WHAT IS ASKED
Each of the entries should be retyped precisely as it appears.

SOURCE DATA
-- start --

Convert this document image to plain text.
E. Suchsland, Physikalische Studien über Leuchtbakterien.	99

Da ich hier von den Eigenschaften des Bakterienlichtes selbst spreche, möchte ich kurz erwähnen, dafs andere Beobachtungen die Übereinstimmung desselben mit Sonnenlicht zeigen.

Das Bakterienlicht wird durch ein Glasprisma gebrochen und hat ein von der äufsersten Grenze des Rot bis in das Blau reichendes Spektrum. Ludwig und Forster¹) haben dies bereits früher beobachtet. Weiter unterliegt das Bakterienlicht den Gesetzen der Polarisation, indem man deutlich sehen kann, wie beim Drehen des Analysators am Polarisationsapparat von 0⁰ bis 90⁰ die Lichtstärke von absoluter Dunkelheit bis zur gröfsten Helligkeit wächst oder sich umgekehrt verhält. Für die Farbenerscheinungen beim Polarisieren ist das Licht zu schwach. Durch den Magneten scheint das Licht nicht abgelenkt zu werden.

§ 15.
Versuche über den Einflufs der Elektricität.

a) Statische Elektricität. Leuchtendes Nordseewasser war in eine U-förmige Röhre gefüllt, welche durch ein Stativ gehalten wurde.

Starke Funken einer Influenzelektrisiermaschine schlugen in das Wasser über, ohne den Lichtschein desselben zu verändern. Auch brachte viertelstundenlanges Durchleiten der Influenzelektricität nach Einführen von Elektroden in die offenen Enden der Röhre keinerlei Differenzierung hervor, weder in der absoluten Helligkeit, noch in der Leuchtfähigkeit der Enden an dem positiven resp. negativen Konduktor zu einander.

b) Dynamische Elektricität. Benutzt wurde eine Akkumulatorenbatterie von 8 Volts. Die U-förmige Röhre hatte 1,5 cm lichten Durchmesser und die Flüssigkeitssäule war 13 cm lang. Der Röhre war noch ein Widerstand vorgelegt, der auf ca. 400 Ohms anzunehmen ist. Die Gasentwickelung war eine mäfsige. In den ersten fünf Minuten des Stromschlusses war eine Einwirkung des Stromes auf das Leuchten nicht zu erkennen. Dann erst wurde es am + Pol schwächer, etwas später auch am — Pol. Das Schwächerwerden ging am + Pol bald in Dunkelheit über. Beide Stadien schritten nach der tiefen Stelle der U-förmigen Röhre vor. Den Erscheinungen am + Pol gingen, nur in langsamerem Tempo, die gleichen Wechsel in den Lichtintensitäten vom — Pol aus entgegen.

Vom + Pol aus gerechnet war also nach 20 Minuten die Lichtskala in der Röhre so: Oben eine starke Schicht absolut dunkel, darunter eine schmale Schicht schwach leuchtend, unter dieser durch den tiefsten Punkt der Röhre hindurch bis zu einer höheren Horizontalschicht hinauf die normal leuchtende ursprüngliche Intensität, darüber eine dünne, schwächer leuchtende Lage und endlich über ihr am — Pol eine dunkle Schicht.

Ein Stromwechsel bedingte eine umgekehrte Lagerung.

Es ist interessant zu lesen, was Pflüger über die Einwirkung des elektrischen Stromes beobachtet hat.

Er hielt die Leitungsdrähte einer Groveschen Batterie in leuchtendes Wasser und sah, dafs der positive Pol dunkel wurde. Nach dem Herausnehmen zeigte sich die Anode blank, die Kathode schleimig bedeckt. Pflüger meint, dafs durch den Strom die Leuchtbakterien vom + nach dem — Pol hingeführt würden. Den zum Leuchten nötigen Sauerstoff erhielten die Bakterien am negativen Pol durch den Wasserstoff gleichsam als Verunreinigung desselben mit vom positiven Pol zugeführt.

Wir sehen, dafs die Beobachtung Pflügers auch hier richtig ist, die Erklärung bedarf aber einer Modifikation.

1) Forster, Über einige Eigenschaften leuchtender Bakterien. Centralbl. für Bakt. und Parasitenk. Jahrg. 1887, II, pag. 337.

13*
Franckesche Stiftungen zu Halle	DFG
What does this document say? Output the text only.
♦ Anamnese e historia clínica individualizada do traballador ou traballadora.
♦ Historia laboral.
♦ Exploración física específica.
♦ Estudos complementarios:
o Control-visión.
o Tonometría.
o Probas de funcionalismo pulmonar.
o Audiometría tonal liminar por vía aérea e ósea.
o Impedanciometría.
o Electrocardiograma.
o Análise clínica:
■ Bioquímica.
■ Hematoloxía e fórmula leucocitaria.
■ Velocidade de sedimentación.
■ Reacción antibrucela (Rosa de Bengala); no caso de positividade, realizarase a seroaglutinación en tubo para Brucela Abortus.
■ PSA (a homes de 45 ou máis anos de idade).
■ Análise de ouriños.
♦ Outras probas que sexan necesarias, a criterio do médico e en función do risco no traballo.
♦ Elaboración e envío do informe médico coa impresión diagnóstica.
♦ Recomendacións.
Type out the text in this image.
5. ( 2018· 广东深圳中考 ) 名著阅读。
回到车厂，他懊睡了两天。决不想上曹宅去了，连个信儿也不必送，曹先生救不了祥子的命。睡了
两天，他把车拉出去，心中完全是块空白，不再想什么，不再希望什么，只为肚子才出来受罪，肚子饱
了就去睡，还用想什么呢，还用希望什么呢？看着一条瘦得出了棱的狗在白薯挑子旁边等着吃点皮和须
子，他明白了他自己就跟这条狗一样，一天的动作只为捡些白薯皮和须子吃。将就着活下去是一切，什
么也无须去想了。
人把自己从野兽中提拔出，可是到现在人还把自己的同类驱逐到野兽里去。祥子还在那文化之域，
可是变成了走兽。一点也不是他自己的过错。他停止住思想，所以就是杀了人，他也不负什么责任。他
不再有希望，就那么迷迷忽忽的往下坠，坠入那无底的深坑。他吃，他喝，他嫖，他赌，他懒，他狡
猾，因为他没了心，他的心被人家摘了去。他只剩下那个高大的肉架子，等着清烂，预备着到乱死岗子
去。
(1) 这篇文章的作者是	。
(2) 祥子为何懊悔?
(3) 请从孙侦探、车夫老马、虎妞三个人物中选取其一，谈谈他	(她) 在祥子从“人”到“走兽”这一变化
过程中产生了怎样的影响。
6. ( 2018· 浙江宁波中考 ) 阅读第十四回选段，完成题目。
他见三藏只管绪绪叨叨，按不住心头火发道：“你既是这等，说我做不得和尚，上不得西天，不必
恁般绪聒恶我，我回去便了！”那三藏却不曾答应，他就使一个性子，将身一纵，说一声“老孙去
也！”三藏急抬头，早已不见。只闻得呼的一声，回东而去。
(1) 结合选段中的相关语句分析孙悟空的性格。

-- end --

ANSWER IN FULL
Convert this document image to plain text.
E. Suchsland, Physikalische Studien über Leuchtbakterien.	99

Da ich hier von den Eigenschaften des Bakterienlichtes selbst spreche, möchte ich kurz erwähnen, dafs andere Beobachtungen die Übereinstimmung desselben mit Sonnenlicht zeigen.

Das Bakterienlicht wird durch ein Glasprisma gebrochen und hat ein von der äufsersten Grenze des Rot bis in das Blau reichendes Spektrum. Ludwig und Forster¹) haben dies bereits früher beobachtet. Weiter unterliegt das Bakterienlicht den Gesetzen der Polarisation, indem man deutlich sehen kann, wie beim Drehen des Analysators am Polarisationsapparat von 0⁰ bis 90⁰ die Lichtstärke von absoluter Dunkelheit bis zur gröfsten Helligkeit wächst oder sich umgekehrt verhält. Für die Farbenerscheinungen beim Polarisieren ist das Licht zu schwach. Durch den Magneten scheint das Licht nicht abgelenkt zu werden.

§ 15.
Versuche über den Einflufs der Elektricität.

a) Statische Elektricität. Leuchtendes Nordseewasser war in eine U-förmige Röhre gefüllt, welche durch ein Stativ gehalten wurde.

Starke Funken einer Influenzelektrisiermaschine schlugen in das Wasser über, ohne den Lichtschein desselben zu verändern. Auch brachte viertelstundenlanges Durchleiten der Influenzelektricität nach Einführen von Elektroden in die offenen Enden der Röhre keinerlei Differenzierung hervor, weder in der absoluten Helligkeit, noch in der Leuchtfähigkeit der Enden an dem positiven resp. negativen Konduktor zu einander.

b) Dynamische Elektricität. Benutzt wurde eine Akkumulatorenbatterie von 8 Volts. Die U-förmige Röhre hatte 1,5 cm lichten Durchmesser und die Flüssigkeitssäule war 13 cm lang. Der Röhre war noch ein Widerstand vorgelegt, der auf ca. 400 Ohms anzunehmen ist. Die Gasentwickelung war eine mäfsige. In den ersten fünf Minuten des Stromschlusses war eine Einwirkung des Stromes auf das Leuchten nicht zu erkennen. Dann erst wurde es am + Pol schwächer, etwas später auch am — Pol. Das Schwächerwerden ging am + Pol bald in Dunkelheit über. Beide Stadien schritten nach der tiefen Stelle der U-förmigen Röhre vor. Den Erscheinungen am + Pol gingen, nur in langsamerem Tempo, die gleichen Wechsel in den Lichtintensitäten vom — Pol aus entgegen.

Vom + Pol aus gerechnet war also nach 20 Minuten die Lichtskala in der Röhre so: Oben eine starke Schicht absolut dunkel, darunter eine schmale Schicht schwach leuchtend, unter dieser durch den tiefsten Punkt der Röhre hindurch bis zu einer höheren Horizontalschicht hinauf die normal leuchtende ursprüngliche Intensität, darüber eine dünne, schwächer leuchtende Lage und endlich über ihr am — Pol eine dunkle Schicht.

Ein Stromwechsel bedingte eine umgekehrte Lagerung.

Es ist interessant zu lesen, was Pflüger über die Einwirkung des elektrischen Stromes beobachtet hat.

Er hielt die Leitungsdrähte einer Groveschen Batterie in leuchtendes Wasser und sah, dafs der positive Pol dunkel wurde. Nach dem Herausnehmen zeigte sich die Anode blank, die Kathode schleimig bedeckt. Pflüger meint, dafs durch den Strom die Leuchtbakterien vom + nach dem — Pol hingeführt würden. Den zum Leuchten nötigen Sauerstoff erhielten die Bakterien am negativen Pol durch den Wasserstoff gleichsam als Verunreinigung desselben mit vom positiven Pol zugeführt.

Wir sehen, dafs die Beobachtung Pflügers auch hier richtig ist, die Erklärung bedarf aber einer Modifikation.

1) Forster, Über einige Eigenschaften leuchtender Bakterien. Centralbl. für Bakt. und Parasitenk. Jahrg. 1887, II, pag. 337.

13*
Franckesche Stiftungen zu Halle	DFG
What does this document say? Output the text only.
♦ Anamnese e historia clínica individualizada do traballador ou traballadora.
♦ Historia laboral.
♦ Exploración física específica.
♦ Estudos complementarios:
o Control-visión.
o Tonometría.
o Probas de funcionalismo pulmonar.
o Audiometría tonal liminar por vía aérea e ósea.
o Impedanciometría.
o Electrocardiograma.
o Análise clínica:
■ Bioquímica.
■ Hematoloxía e fórmula leucocitaria.
■ Velocidade de sedimentación.
■ Reacción antibrucela (Rosa de Bengala); no caso de positividade, realizarase a seroaglutinación en tubo para Brucela Abortus.
■ PSA (a homes de 45 ou máis anos de idade).
■ Análise de ouriños.
♦ Outras probas que sexan necesarias, a criterio do médico e en función do risco no traballo.
♦ Elaboración e envío do informe médico coa impresión diagnóstica.
♦ Recomendacións.
Type out the text in this image.
5. ( 2018· 广东深圳中考 ) 名著阅读。
回到车厂，他懊睡了两天。决不想上曹宅去了，连个信儿也不必送，曹先生救不了祥子的命。睡了
两天，他把车拉出去，心中完全是块空白，不再想什么，不再希望什么，只为肚子才出来受罪，肚子饱
了就去睡，还用想什么呢，还用希望什么呢？看着一条瘦得出了棱的狗在白薯挑子旁边等着吃点皮和须
子，他明白了他自己就跟这条狗一样，一天的动作只为捡些白薯皮和须子吃。将就着活下去是一切，什
么也无须去想了。
人把自己从野兽中提拔出，可是到现在人还把自己的同类驱逐到野兽里去。祥子还在那文化之域，
可是变成了走兽。一点也不是他自己的过错。他停止住思想，所以就是杀了人，他也不负什么责任。他
不再有希望，就那么迷迷忽忽的往下坠，坠入那无底的深坑。他吃，他喝，他嫖，他赌，他懒，他狡
猾，因为他没了心，他的心被人家摘了去。他只剩下那个高大的肉架子，等着清烂，预备着到乱死岗子
去。
(1) 这篇文章的作者是	。
(2) 祥子为何懊悔?
(3) 请从孙侦探、车夫老马、虎妞三个人物中选取其一，谈谈他	(她) 在祥子从“人”到“走兽”这一变化
过程中产生了怎样的影响。
6. ( 2018· 浙江宁波中考 ) 阅读第十四回选段，完成题目。
他见三藏只管绪绪叨叨，按不住心头火发道：“你既是这等，说我做不得和尚，上不得西天，不必
恁般绪聒恶我，我回去便了！”那三藏却不曾答应，他就使一个性子，将身一纵，说一声“老孙去
也！”三藏急抬头，早已不见。只闻得呼的一声，回东而去。
(1) 结合选段中的相关语句分析孙悟空的性格。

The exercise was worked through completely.